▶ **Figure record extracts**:
##############################
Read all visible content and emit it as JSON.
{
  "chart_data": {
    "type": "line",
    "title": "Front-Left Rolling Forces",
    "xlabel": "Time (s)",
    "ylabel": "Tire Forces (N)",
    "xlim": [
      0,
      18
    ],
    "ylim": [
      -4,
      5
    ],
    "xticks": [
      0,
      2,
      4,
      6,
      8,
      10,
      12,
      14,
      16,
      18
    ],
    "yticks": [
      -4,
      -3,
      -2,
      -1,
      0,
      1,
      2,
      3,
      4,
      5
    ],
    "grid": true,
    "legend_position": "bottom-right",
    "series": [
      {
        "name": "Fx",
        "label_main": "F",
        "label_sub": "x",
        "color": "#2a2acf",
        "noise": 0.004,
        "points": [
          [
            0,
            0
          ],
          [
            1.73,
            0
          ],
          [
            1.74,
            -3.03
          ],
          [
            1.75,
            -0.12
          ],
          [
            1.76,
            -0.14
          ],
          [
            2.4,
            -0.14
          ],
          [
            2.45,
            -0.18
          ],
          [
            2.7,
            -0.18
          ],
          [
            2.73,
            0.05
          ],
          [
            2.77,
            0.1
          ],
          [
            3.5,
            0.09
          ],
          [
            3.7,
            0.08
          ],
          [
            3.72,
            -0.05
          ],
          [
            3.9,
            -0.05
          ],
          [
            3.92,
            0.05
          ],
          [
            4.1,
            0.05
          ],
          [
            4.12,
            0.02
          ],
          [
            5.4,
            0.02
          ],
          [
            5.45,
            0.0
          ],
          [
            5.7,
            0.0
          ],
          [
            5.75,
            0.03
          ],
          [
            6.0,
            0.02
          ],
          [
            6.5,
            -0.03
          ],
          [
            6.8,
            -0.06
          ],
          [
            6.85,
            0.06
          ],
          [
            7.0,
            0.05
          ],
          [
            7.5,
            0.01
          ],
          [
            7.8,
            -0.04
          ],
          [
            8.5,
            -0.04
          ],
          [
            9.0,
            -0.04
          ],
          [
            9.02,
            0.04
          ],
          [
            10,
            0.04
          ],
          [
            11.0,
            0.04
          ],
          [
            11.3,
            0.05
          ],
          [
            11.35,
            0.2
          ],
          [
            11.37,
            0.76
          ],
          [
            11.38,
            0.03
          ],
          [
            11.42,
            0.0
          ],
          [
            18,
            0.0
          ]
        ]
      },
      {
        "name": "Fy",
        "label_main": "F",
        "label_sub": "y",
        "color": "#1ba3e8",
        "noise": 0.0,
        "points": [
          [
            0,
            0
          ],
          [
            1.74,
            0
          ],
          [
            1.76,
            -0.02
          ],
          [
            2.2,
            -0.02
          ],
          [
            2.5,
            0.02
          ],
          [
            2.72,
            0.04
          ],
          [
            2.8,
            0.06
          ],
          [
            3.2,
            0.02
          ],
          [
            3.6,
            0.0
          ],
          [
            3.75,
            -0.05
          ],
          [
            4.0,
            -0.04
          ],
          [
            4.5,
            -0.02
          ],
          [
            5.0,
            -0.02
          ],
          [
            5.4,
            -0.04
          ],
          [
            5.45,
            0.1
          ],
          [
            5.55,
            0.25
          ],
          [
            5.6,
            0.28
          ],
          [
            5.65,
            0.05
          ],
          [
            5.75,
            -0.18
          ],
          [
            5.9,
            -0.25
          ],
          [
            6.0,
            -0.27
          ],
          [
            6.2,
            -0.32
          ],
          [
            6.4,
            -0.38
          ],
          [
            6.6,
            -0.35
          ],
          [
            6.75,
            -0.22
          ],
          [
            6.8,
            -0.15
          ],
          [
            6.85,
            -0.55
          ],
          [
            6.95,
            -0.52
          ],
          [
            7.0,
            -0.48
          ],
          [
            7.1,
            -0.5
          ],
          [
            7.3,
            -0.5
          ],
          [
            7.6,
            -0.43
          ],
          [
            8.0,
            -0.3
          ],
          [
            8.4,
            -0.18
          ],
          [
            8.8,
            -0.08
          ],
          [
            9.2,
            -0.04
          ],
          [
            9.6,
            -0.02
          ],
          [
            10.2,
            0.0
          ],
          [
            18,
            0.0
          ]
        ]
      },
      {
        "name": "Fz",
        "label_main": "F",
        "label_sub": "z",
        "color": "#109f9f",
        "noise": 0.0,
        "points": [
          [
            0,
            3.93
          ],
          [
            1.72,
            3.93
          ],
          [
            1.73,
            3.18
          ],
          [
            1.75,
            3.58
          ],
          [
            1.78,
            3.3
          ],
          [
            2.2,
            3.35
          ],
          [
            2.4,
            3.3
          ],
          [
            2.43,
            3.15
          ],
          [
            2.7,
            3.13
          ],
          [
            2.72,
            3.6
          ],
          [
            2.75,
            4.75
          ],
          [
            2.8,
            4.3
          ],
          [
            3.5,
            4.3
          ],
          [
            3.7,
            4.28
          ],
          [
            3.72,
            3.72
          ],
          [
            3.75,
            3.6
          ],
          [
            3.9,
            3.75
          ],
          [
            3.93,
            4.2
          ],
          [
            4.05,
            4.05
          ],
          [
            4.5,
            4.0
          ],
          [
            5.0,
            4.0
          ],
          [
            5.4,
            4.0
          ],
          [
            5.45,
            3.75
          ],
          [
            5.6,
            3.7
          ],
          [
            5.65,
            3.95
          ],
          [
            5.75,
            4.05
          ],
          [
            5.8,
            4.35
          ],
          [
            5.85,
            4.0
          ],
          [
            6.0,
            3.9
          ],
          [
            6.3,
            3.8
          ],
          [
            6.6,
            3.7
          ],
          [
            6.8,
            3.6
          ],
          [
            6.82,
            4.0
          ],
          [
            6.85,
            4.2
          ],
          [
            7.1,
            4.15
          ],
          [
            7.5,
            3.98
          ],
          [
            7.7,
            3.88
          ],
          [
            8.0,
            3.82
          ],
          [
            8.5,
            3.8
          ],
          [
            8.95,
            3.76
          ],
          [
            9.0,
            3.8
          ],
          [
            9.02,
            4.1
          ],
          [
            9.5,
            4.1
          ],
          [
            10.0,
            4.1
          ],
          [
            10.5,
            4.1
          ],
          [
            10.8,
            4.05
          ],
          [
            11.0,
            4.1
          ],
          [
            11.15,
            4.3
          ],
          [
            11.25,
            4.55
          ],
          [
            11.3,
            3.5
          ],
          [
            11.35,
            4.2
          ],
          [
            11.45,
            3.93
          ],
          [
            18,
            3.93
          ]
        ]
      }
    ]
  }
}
##############################
▶ **Task statement**: Going through the entries above line by line, work out how many lines include the word "color". Only the number is required.

▶ **Response to the exercise**: 3